**What you will do:**
Show each line that has the string "learn" in it.
** BEGIN **
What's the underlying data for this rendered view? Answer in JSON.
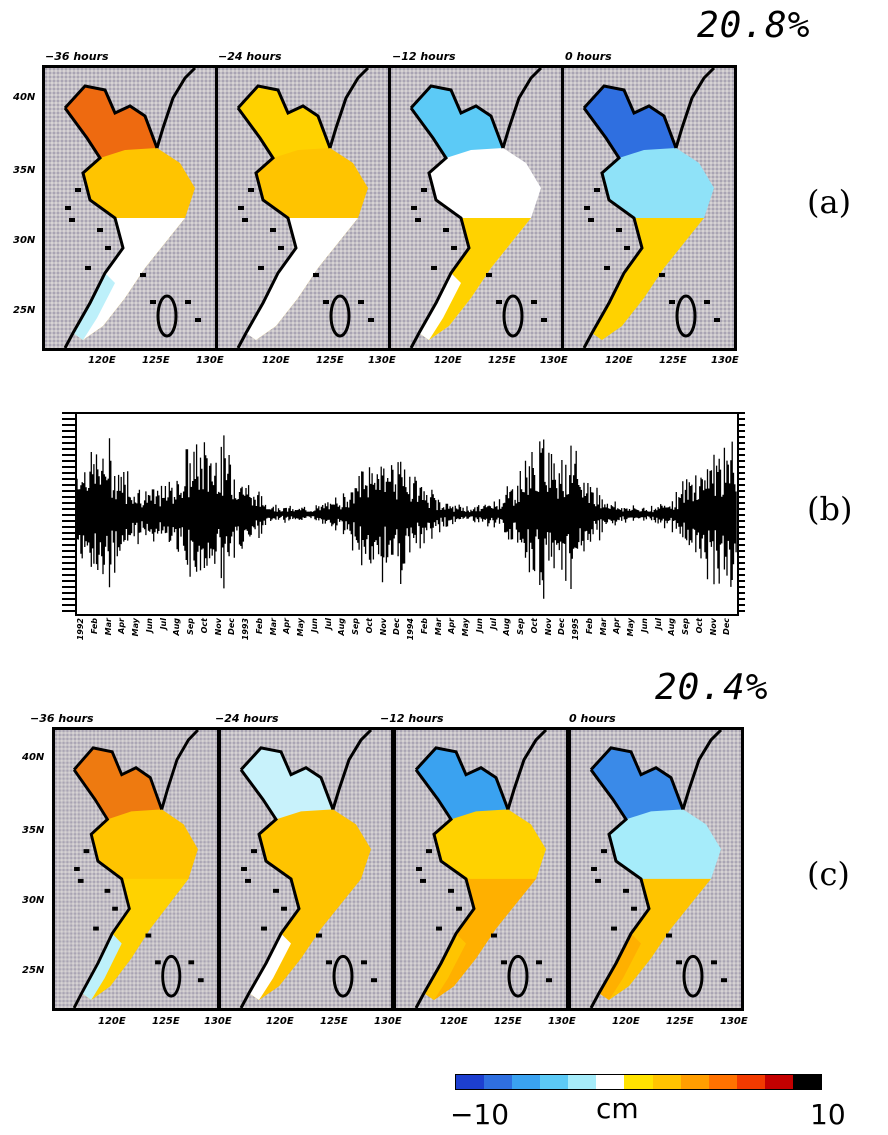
{
  "section_a": {
    "variance": "20.8%",
    "label": "(a)",
    "panels": [
      {
        "title": "−36 hours",
        "lon_ticks": [
          "120E",
          "125E",
          "130E"
        ]
      },
      {
        "title": "−24 hours",
        "lon_ticks": [
          "120E",
          "125E",
          "130E"
        ]
      },
      {
        "title": "−12 hours",
        "lon_ticks": [
          "120E",
          "125E",
          "130E"
        ]
      },
      {
        "title": "0 hours",
        "lon_ticks": [
          "120E",
          "125E",
          "130E"
        ]
      }
    ],
    "lat_ticks": [
      "40N",
      "35N",
      "30N",
      "25N"
    ]
  },
  "section_b": {
    "label": "(b)",
    "x_ticks": [
      "1992",
      "Feb",
      "Mar",
      "Apr",
      "May",
      "Jun",
      "Jul",
      "Aug",
      "Sep",
      "Oct",
      "Nov",
      "Dec",
      "1993",
      "Feb",
      "Mar",
      "Apr",
      "May",
      "Jun",
      "Jul",
      "Aug",
      "Sep",
      "Oct",
      "Nov",
      "Dec",
      "1994",
      "Feb",
      "Mar",
      "Apr",
      "May",
      "Jun",
      "Jul",
      "Aug",
      "Sep",
      "Oct",
      "Nov",
      "Dec",
      "1995",
      "Feb",
      "Mar",
      "Apr",
      "May",
      "Jun",
      "Jul",
      "Aug",
      "Sep",
      "Oct",
      "Nov",
      "Dec"
    ]
  },
  "section_c": {
    "variance": "20.4%",
    "label": "(c)",
    "panels": [
      {
        "title": "−36 hours",
        "lon_ticks": [
          "120E",
          "125E",
          "130E"
        ]
      },
      {
        "title": "−24 hours",
        "lon_ticks": [
          "120E",
          "125E",
          "130E"
        ]
      },
      {
        "title": "−12 hours",
        "lon_ticks": [
          "120E",
          "125E",
          "130E"
        ]
      },
      {
        "title": "0 hours",
        "lon_ticks": [
          "120E",
          "125E",
          "130E"
        ]
      }
    ],
    "lat_ticks": [
      "40N",
      "35N",
      "30N",
      "25N"
    ]
  },
  "colorbar": {
    "min_label": "−10",
    "max_label": "10",
    "unit": "cm",
    "colors": [
      "#1d3fd0",
      "#2f6fe0",
      "#3aa2f0",
      "#5ccaf6",
      "#a6ecfa",
      "#ffffff",
      "#ffe300",
      "#ffc400",
      "#ff9e00",
      "#ff7200",
      "#f23a00",
      "#c40000",
      "#000000"
    ]
  },
  "fields": {
    "a": [
      {
        "north": "#ee6a10",
        "mid": "#ffc400",
        "south": "#ffffff",
        "sw": "#bdf0fa"
      },
      {
        "north": "#ffd200",
        "mid": "#ffc400",
        "south": "#ffffff",
        "sw": "#ffffff"
      },
      {
        "north": "#5ccaf6",
        "mid": "#ffffff",
        "south": "#ffd200",
        "sw": "#ffffff"
      },
      {
        "north": "#2f6fe0",
        "mid": "#8fe2f8",
        "south": "#ffd200",
        "sw": "#ffd200"
      }
    ],
    "c": [
      {
        "north": "#ee7a10",
        "mid": "#ffc400",
        "south": "#ffd200",
        "sw": "#bdf0fa"
      },
      {
        "north": "#c8f2fb",
        "mid": "#ffc400",
        "south": "#ffc400",
        "sw": "#ffffff"
      },
      {
        "north": "#3aa2f0",
        "mid": "#ffd200",
        "south": "#ffb000",
        "sw": "#ffc400"
      },
      {
        "north": "#3a8ae8",
        "mid": "#a6ecfa",
        "south": "#ffc400",
        "sw": "#ffb000"
      }
    ]
  }
}
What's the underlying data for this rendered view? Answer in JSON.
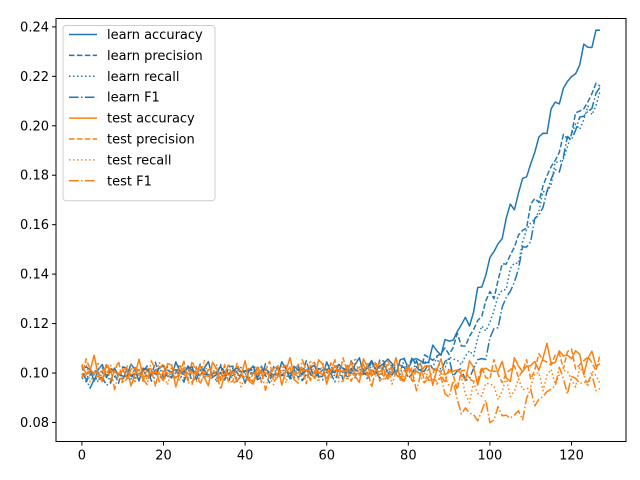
{
  "chart_data": {
    "type": "line",
    "xlim": [
      -6.35,
      133.35
    ],
    "ylim": [
      0.0723,
      0.2434
    ],
    "xticks": [
      0,
      20,
      40,
      60,
      80,
      100,
      120
    ],
    "yticks": [
      0.08,
      0.1,
      0.12,
      0.14,
      0.16,
      0.18,
      0.2,
      0.22,
      0.24
    ],
    "ytick_labels": [
      "0.08",
      "0.10",
      "0.12",
      "0.14",
      "0.16",
      "0.18",
      "0.20",
      "0.22",
      "0.24"
    ],
    "grid": false,
    "legend_position": "upper-left",
    "series_points": 128,
    "series": [
      {
        "name": "learn accuracy",
        "color": "#1f77b4",
        "dash": "solid",
        "keypoints": [
          [
            0,
            0.101
          ],
          [
            10,
            0.1
          ],
          [
            20,
            0.101
          ],
          [
            30,
            0.101
          ],
          [
            40,
            0.1
          ],
          [
            50,
            0.101
          ],
          [
            60,
            0.101
          ],
          [
            70,
            0.103
          ],
          [
            80,
            0.104
          ],
          [
            85,
            0.106
          ],
          [
            90,
            0.113
          ],
          [
            95,
            0.122
          ],
          [
            100,
            0.145
          ],
          [
            105,
            0.165
          ],
          [
            110,
            0.185
          ],
          [
            115,
            0.205
          ],
          [
            120,
            0.22
          ],
          [
            124,
            0.232
          ],
          [
            127,
            0.239
          ]
        ]
      },
      {
        "name": "learn precision",
        "color": "#1f77b4",
        "dash": "dashed",
        "keypoints": [
          [
            0,
            0.1
          ],
          [
            10,
            0.1
          ],
          [
            20,
            0.1
          ],
          [
            30,
            0.1
          ],
          [
            40,
            0.1
          ],
          [
            50,
            0.1
          ],
          [
            60,
            0.101
          ],
          [
            70,
            0.102
          ],
          [
            80,
            0.103
          ],
          [
            85,
            0.105
          ],
          [
            90,
            0.11
          ],
          [
            95,
            0.114
          ],
          [
            100,
            0.131
          ],
          [
            105,
            0.148
          ],
          [
            110,
            0.165
          ],
          [
            115,
            0.183
          ],
          [
            120,
            0.2
          ],
          [
            124,
            0.21
          ],
          [
            127,
            0.219
          ]
        ]
      },
      {
        "name": "learn recall",
        "color": "#1f77b4",
        "dash": "dotted",
        "keypoints": [
          [
            0,
            0.099
          ],
          [
            10,
            0.099
          ],
          [
            20,
            0.1
          ],
          [
            30,
            0.1
          ],
          [
            40,
            0.1
          ],
          [
            50,
            0.1
          ],
          [
            60,
            0.1
          ],
          [
            70,
            0.101
          ],
          [
            80,
            0.102
          ],
          [
            85,
            0.103
          ],
          [
            90,
            0.104
          ],
          [
            95,
            0.107
          ],
          [
            100,
            0.122
          ],
          [
            105,
            0.14
          ],
          [
            110,
            0.16
          ],
          [
            115,
            0.178
          ],
          [
            120,
            0.196
          ],
          [
            124,
            0.205
          ],
          [
            127,
            0.212
          ]
        ]
      },
      {
        "name": "learn F1",
        "color": "#1f77b4",
        "dash": "dashdot",
        "keypoints": [
          [
            0,
            0.098
          ],
          [
            2,
            0.096
          ],
          [
            10,
            0.099
          ],
          [
            20,
            0.1
          ],
          [
            30,
            0.1
          ],
          [
            40,
            0.1
          ],
          [
            50,
            0.1
          ],
          [
            60,
            0.1
          ],
          [
            70,
            0.101
          ],
          [
            80,
            0.101
          ],
          [
            85,
            0.102
          ],
          [
            90,
            0.103
          ],
          [
            95,
            0.098
          ],
          [
            100,
            0.112
          ],
          [
            105,
            0.134
          ],
          [
            110,
            0.156
          ],
          [
            115,
            0.177
          ],
          [
            120,
            0.196
          ],
          [
            124,
            0.207
          ],
          [
            127,
            0.213
          ]
        ]
      },
      {
        "name": "test accuracy",
        "color": "#ff7f0e",
        "dash": "solid",
        "keypoints": [
          [
            0,
            0.102
          ],
          [
            10,
            0.1
          ],
          [
            20,
            0.1
          ],
          [
            30,
            0.1
          ],
          [
            40,
            0.099
          ],
          [
            50,
            0.101
          ],
          [
            60,
            0.101
          ],
          [
            70,
            0.101
          ],
          [
            80,
            0.1
          ],
          [
            85,
            0.101
          ],
          [
            90,
            0.101
          ],
          [
            95,
            0.1
          ],
          [
            100,
            0.101
          ],
          [
            105,
            0.101
          ],
          [
            110,
            0.103
          ],
          [
            115,
            0.107
          ],
          [
            120,
            0.107
          ],
          [
            124,
            0.105
          ],
          [
            127,
            0.104
          ]
        ]
      },
      {
        "name": "test precision",
        "color": "#ff7f0e",
        "dash": "dashed",
        "keypoints": [
          [
            0,
            0.101
          ],
          [
            10,
            0.1
          ],
          [
            20,
            0.1
          ],
          [
            30,
            0.1
          ],
          [
            40,
            0.099
          ],
          [
            50,
            0.101
          ],
          [
            60,
            0.101
          ],
          [
            70,
            0.101
          ],
          [
            80,
            0.1
          ],
          [
            85,
            0.1
          ],
          [
            90,
            0.099
          ],
          [
            95,
            0.098
          ],
          [
            100,
            0.1
          ],
          [
            105,
            0.1
          ],
          [
            110,
            0.102
          ],
          [
            115,
            0.106
          ],
          [
            120,
            0.106
          ],
          [
            124,
            0.104
          ],
          [
            127,
            0.104
          ]
        ]
      },
      {
        "name": "test recall",
        "color": "#ff7f0e",
        "dash": "dotted",
        "keypoints": [
          [
            0,
            0.101
          ],
          [
            10,
            0.1
          ],
          [
            20,
            0.1
          ],
          [
            30,
            0.1
          ],
          [
            40,
            0.099
          ],
          [
            50,
            0.1
          ],
          [
            60,
            0.101
          ],
          [
            70,
            0.101
          ],
          [
            80,
            0.1
          ],
          [
            85,
            0.1
          ],
          [
            90,
            0.097
          ],
          [
            95,
            0.092
          ],
          [
            100,
            0.094
          ],
          [
            105,
            0.093
          ],
          [
            110,
            0.096
          ],
          [
            115,
            0.099
          ],
          [
            120,
            0.099
          ],
          [
            124,
            0.098
          ],
          [
            127,
            0.098
          ]
        ]
      },
      {
        "name": "test F1",
        "color": "#ff7f0e",
        "dash": "dashdot",
        "keypoints": [
          [
            0,
            0.101
          ],
          [
            10,
            0.099
          ],
          [
            20,
            0.1
          ],
          [
            30,
            0.099
          ],
          [
            40,
            0.098
          ],
          [
            50,
            0.1
          ],
          [
            60,
            0.1
          ],
          [
            70,
            0.1
          ],
          [
            80,
            0.099
          ],
          [
            85,
            0.098
          ],
          [
            90,
            0.094
          ],
          [
            93,
            0.086
          ],
          [
            96,
            0.083
          ],
          [
            100,
            0.084
          ],
          [
            104,
            0.083
          ],
          [
            106,
            0.081
          ],
          [
            108,
            0.087
          ],
          [
            110,
            0.089
          ],
          [
            113,
            0.09
          ],
          [
            116,
            0.097
          ],
          [
            120,
            0.097
          ],
          [
            124,
            0.096
          ],
          [
            127,
            0.097
          ]
        ]
      }
    ]
  }
}
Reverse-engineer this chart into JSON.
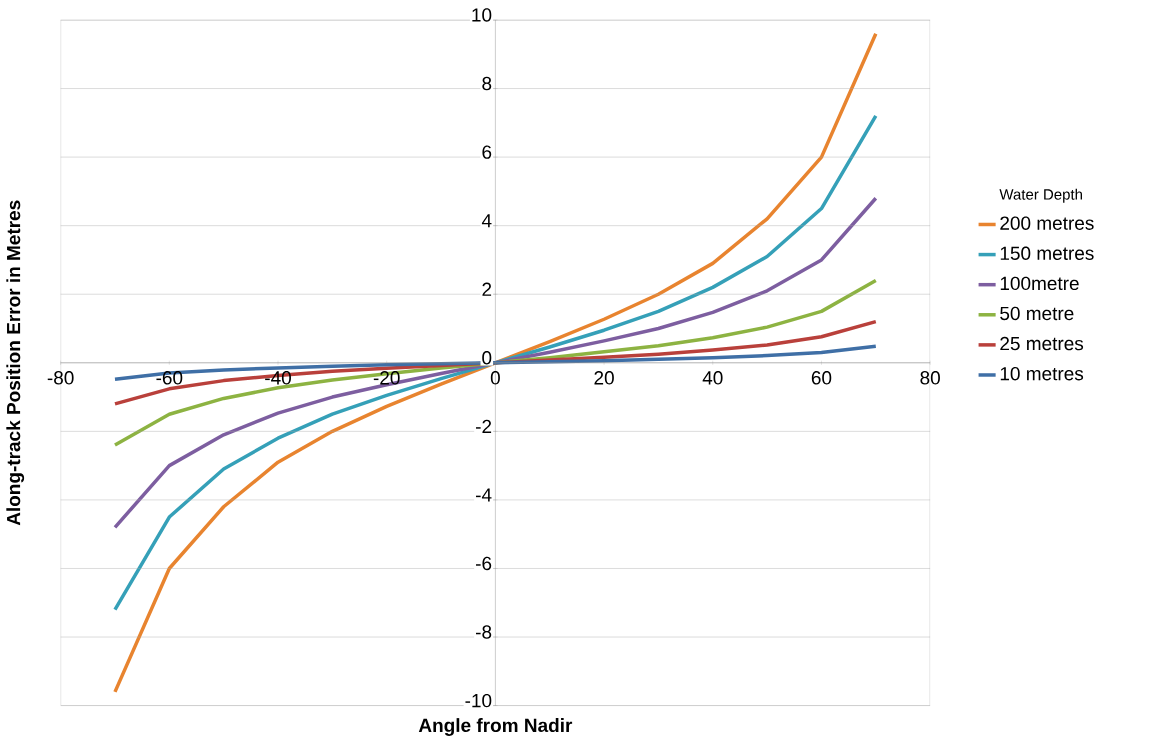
{
  "chart_data": {
    "type": "line",
    "xlabel": "Angle from Nadir",
    "ylabel": "Along-track Position Error in Metres",
    "legend_title": "Water Depth",
    "x": [
      -70,
      -60,
      -50,
      -40,
      -30,
      -20,
      -10,
      0,
      10,
      20,
      30,
      40,
      50,
      60,
      70
    ],
    "series": [
      {
        "name": "200 metres",
        "color": "#e8842f",
        "values": [
          -9.6,
          -6.0,
          -4.2,
          -2.9,
          -2.0,
          -1.27,
          -0.62,
          0,
          0.62,
          1.27,
          2.0,
          2.9,
          4.2,
          6.0,
          9.6
        ]
      },
      {
        "name": "150 metres",
        "color": "#35a0b8",
        "values": [
          -7.2,
          -4.5,
          -3.1,
          -2.2,
          -1.5,
          -0.95,
          -0.46,
          0,
          0.46,
          0.95,
          1.5,
          2.2,
          3.1,
          4.5,
          7.2
        ]
      },
      {
        "name": "100metre",
        "color": "#7d5ea0",
        "values": [
          -4.8,
          -3.0,
          -2.1,
          -1.47,
          -1.0,
          -0.64,
          -0.31,
          0,
          0.31,
          0.64,
          1.0,
          1.47,
          2.1,
          3.0,
          4.8
        ]
      },
      {
        "name": "50 metre",
        "color": "#8db342",
        "values": [
          -2.4,
          -1.5,
          -1.04,
          -0.73,
          -0.5,
          -0.32,
          -0.15,
          0,
          0.15,
          0.32,
          0.5,
          0.73,
          1.04,
          1.5,
          2.4
        ]
      },
      {
        "name": "25 metres",
        "color": "#b9403b",
        "values": [
          -1.2,
          -0.76,
          -0.52,
          -0.37,
          -0.25,
          -0.16,
          -0.08,
          0,
          0.08,
          0.16,
          0.25,
          0.37,
          0.52,
          0.76,
          1.2
        ]
      },
      {
        "name": "10 metres",
        "color": "#3f6fa6",
        "values": [
          -0.48,
          -0.3,
          -0.21,
          -0.15,
          -0.1,
          -0.06,
          -0.03,
          0,
          0.03,
          0.06,
          0.1,
          0.15,
          0.21,
          0.3,
          0.48
        ]
      }
    ],
    "xlim": [
      -80,
      80
    ],
    "xticks": [
      -80,
      -60,
      -40,
      -20,
      0,
      20,
      40,
      60,
      80
    ],
    "ylim": [
      -10,
      10
    ],
    "yticks": [
      -10,
      -8,
      -6,
      -4,
      -2,
      0,
      2,
      4,
      6,
      8,
      10
    ],
    "grid": "y",
    "legend": "right",
    "marker": "none",
    "line_style": "solid"
  }
}
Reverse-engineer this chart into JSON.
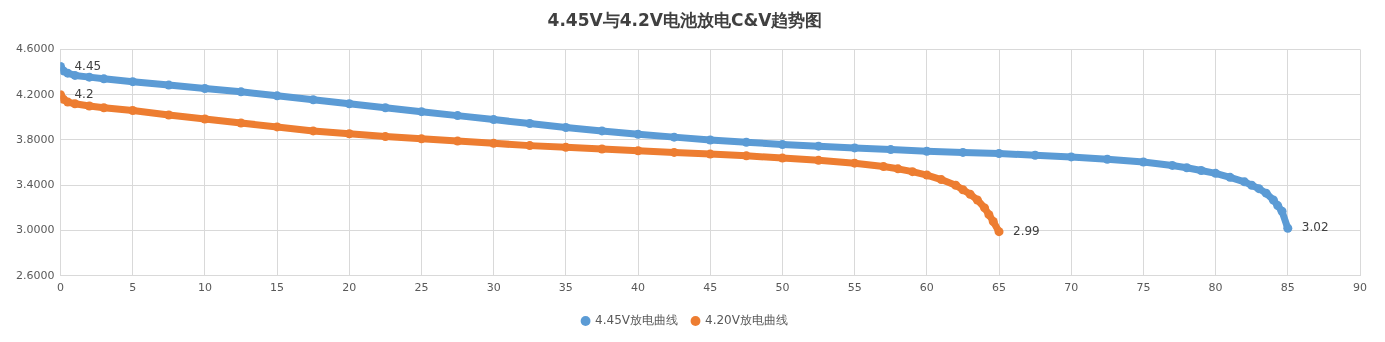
{
  "chart_data": {
    "type": "line",
    "title": "4.45V与4.2V电池放电C&V趋势图",
    "xlim": [
      0,
      90
    ],
    "xticks": [
      0,
      5,
      10,
      15,
      20,
      25,
      30,
      35,
      40,
      45,
      50,
      55,
      60,
      65,
      70,
      75,
      80,
      85,
      90
    ],
    "ylim": [
      2.6,
      4.6
    ],
    "yticks": [
      {
        "value": 2.6,
        "label": "2.6000"
      },
      {
        "value": 3.0,
        "label": "3.0000"
      },
      {
        "value": 3.4,
        "label": "3.4000"
      },
      {
        "value": 3.8,
        "label": "3.8000"
      },
      {
        "value": 4.2,
        "label": "4.2000"
      },
      {
        "value": 4.6,
        "label": "4.6000"
      }
    ],
    "grid": true,
    "legend": "bottom",
    "marker": "circle",
    "series": [
      {
        "name": "4.45V放电曲线",
        "color": "#5b9bd5",
        "x": [
          0,
          0.2,
          0.5,
          1,
          2,
          3,
          5,
          7.5,
          10,
          12.5,
          15,
          17.5,
          20,
          22.5,
          25,
          27.5,
          30,
          32.5,
          35,
          37.5,
          40,
          42.5,
          45,
          47.5,
          50,
          52.5,
          55,
          57.5,
          60,
          62.5,
          65,
          67.5,
          70,
          72.5,
          75,
          77,
          78,
          79,
          80,
          81,
          82,
          82.5,
          83,
          83.5,
          84,
          84.3,
          84.6,
          85
        ],
        "values": [
          4.45,
          4.41,
          4.39,
          4.37,
          4.355,
          4.34,
          4.315,
          4.285,
          4.255,
          4.225,
          4.19,
          4.155,
          4.12,
          4.085,
          4.05,
          4.015,
          3.98,
          3.945,
          3.91,
          3.88,
          3.85,
          3.825,
          3.8,
          3.78,
          3.76,
          3.745,
          3.73,
          3.715,
          3.7,
          3.69,
          3.68,
          3.665,
          3.65,
          3.63,
          3.605,
          3.575,
          3.555,
          3.53,
          3.505,
          3.47,
          3.43,
          3.4,
          3.37,
          3.33,
          3.27,
          3.22,
          3.17,
          3.02
        ]
      },
      {
        "name": "4.20V放电曲线",
        "color": "#ed7d31",
        "x": [
          0,
          0.2,
          0.5,
          1,
          2,
          3,
          5,
          7.5,
          10,
          12.5,
          15,
          17.5,
          20,
          22.5,
          25,
          27.5,
          30,
          32.5,
          35,
          37.5,
          40,
          42.5,
          45,
          47.5,
          50,
          52.5,
          55,
          57,
          58,
          59,
          60,
          61,
          62,
          62.5,
          63,
          63.5,
          64,
          64.3,
          64.6,
          65
        ],
        "values": [
          4.2,
          4.16,
          4.135,
          4.12,
          4.1,
          4.085,
          4.06,
          4.02,
          3.985,
          3.95,
          3.915,
          3.88,
          3.855,
          3.83,
          3.81,
          3.79,
          3.77,
          3.75,
          3.735,
          3.72,
          3.705,
          3.69,
          3.675,
          3.66,
          3.64,
          3.62,
          3.595,
          3.565,
          3.545,
          3.52,
          3.49,
          3.45,
          3.4,
          3.36,
          3.32,
          3.27,
          3.2,
          3.14,
          3.08,
          2.99
        ]
      }
    ],
    "annotations": [
      {
        "text": "4.45",
        "x": 0,
        "y": 4.45
      },
      {
        "text": "4.2",
        "x": 0,
        "y": 4.2
      },
      {
        "text": "2.99",
        "x": 65,
        "y": 2.99
      },
      {
        "text": "3.02",
        "x": 85,
        "y": 3.02
      }
    ]
  }
}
** END **
**Final result:**
        "name": "learn accuracy",
        "name": "learn precision",
        "name": "learn recall",
        "name": "learn F1",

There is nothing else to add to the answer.